## TASK DETAILS
Each line below should be quoted exactly, please.

>> begin INPUT ROWS

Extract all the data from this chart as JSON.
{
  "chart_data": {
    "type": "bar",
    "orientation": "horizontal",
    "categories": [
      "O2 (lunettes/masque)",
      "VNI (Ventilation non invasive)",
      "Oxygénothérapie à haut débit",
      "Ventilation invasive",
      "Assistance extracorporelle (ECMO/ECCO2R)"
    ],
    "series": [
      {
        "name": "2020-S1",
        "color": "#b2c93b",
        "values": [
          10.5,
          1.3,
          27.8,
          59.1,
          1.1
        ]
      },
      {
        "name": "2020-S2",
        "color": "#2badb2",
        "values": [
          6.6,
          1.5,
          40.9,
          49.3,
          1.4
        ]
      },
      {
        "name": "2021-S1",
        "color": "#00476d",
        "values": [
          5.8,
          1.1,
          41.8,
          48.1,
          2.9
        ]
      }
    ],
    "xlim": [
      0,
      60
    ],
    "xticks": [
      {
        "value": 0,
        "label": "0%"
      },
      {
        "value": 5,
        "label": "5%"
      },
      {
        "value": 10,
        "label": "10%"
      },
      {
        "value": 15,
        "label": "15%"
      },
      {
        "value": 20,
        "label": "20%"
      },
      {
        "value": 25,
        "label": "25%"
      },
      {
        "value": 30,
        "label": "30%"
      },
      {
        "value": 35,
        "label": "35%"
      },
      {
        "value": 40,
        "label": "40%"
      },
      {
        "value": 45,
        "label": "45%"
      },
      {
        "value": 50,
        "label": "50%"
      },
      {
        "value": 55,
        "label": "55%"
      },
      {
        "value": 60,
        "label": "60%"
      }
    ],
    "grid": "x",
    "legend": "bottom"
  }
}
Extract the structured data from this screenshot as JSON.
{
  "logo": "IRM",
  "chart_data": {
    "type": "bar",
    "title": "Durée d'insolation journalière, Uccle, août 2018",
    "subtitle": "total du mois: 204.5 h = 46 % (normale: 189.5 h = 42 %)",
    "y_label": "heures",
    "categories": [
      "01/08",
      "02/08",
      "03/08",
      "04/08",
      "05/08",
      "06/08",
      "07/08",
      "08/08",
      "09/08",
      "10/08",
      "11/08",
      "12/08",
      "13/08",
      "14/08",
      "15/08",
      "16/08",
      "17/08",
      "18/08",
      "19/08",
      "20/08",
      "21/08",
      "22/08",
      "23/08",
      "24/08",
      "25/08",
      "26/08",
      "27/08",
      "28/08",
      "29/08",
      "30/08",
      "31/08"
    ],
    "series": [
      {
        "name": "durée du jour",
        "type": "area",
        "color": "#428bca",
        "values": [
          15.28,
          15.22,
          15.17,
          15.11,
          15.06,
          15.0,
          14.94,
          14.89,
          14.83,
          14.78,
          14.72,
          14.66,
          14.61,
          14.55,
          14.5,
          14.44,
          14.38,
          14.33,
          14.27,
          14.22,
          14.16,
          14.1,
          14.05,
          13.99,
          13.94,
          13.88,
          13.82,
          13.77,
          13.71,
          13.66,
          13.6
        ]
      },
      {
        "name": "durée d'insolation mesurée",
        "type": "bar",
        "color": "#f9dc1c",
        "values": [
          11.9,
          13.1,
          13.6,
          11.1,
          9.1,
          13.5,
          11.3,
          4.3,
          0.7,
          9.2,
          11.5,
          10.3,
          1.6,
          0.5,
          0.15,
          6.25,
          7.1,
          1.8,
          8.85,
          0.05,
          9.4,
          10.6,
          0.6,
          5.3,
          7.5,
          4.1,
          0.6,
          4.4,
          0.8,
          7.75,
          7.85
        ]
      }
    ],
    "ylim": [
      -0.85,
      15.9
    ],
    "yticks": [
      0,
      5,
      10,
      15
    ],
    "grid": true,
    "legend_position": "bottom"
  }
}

>> end INPUT ROWS

## TASK OUTPUT
Extract all the data from this chart as JSON.
{
  "chart_data": {
    "type": "bar",
    "orientation": "horizontal",
    "categories": [
      "O2 (lunettes/masque)",
      "VNI (Ventilation non invasive)",
      "Oxygénothérapie à haut débit",
      "Ventilation invasive",
      "Assistance extracorporelle (ECMO/ECCO2R)"
    ],
    "series": [
      {
        "name": "2020-S1",
        "color": "#b2c93b",
        "values": [
          10.5,
          1.3,
          27.8,
          59.1,
          1.1
        ]
      },
      {
        "name": "2020-S2",
        "color": "#2badb2",
        "values": [
          6.6,
          1.5,
          40.9,
          49.3,
          1.4
        ]
      },
      {
        "name": "2021-S1",
        "color": "#00476d",
        "values": [
          5.8,
          1.1,
          41.8,
          48.1,
          2.9
        ]
      }
    ],
    "xlim": [
      0,
      60
    ],
    "xticks": [
      {
        "value": 0,
        "label": "0%"
      },
      {
        "value": 5,
        "label": "5%"
      },
      {
        "value": 10,
        "label": "10%"
      },
      {
        "value": 15,
        "label": "15%"
      },
      {
        "value": 20,
        "label": "20%"
      },
      {
        "value": 25,
        "label": "25%"
      },
      {
        "value": 30,
        "label": "30%"
      },
      {
        "value": 35,
        "label": "35%"
      },
      {
        "value": 40,
        "label": "40%"
      },
      {
        "value": 45,
        "label": "45%"
      },
      {
        "value": 50,
        "label": "50%"
      },
      {
        "value": 55,
        "label": "55%"
      },
      {
        "value": 60,
        "label": "60%"
      }
    ],
    "grid": "x",
    "legend": "bottom"
  }
}
Extract the structured data from this screenshot as JSON.
{
  "logo": "IRM",
  "chart_data": {
    "type": "bar",
    "title": "Durée d'insolation journalière, Uccle, août 2018",
    "subtitle": "total du mois: 204.5 h = 46 % (normale: 189.5 h = 42 %)",
    "y_label": "heures",
    "categories": [
      "01/08",
      "02/08",
      "03/08",
      "04/08",
      "05/08",
      "06/08",
      "07/08",
      "08/08",
      "09/08",
      "10/08",
      "11/08",
      "12/08",
      "13/08",
      "14/08",
      "15/08",
      "16/08",
      "17/08",
      "18/08",
      "19/08",
      "20/08",
      "21/08",
      "22/08",
      "23/08",
      "24/08",
      "25/08",
      "26/08",
      "27/08",
      "28/08",
      "29/08",
      "30/08",
      "31/08"
    ],
    "series": [
      {
        "name": "durée du jour",
        "type": "area",
        "color": "#428bca",
        "values": [
          15.28,
          15.22,
          15.17,
          15.11,
          15.06,
          15.0,
          14.94,
          14.89,
          14.83,
          14.78,
          14.72,
          14.66,
          14.61,
          14.55,
          14.5,
          14.44,
          14.38,
          14.33,
          14.27,
          14.22,
          14.16,
          14.1,
          14.05,
          13.99,
          13.94,
          13.88,
          13.82,
          13.77,
          13.71,
          13.66,
          13.6
        ]
      },
      {
        "name": "durée d'insolation mesurée",
        "type": "bar",
        "color": "#f9dc1c",
        "values": [
          11.9,
          13.1,
          13.6,
          11.1,
          9.1,
          13.5,
          11.3,
          4.3,
          0.7,
          9.2,
          11.5,
          10.3,
          1.6,
          0.5,
          0.15,
          6.25,
          7.1,
          1.8,
          8.85,
          0.05,
          9.4,
          10.6,
          0.6,
          5.3,
          7.5,
          4.1,
          0.6,
          4.4,
          0.8,
          7.75,
          7.85
        ]
      }
    ],
    "ylim": [
      -0.85,
      15.9
    ],
    "yticks": [
      0,
      5,
      10,
      15
    ],
    "grid": true,
    "legend_position": "bottom"
  }
}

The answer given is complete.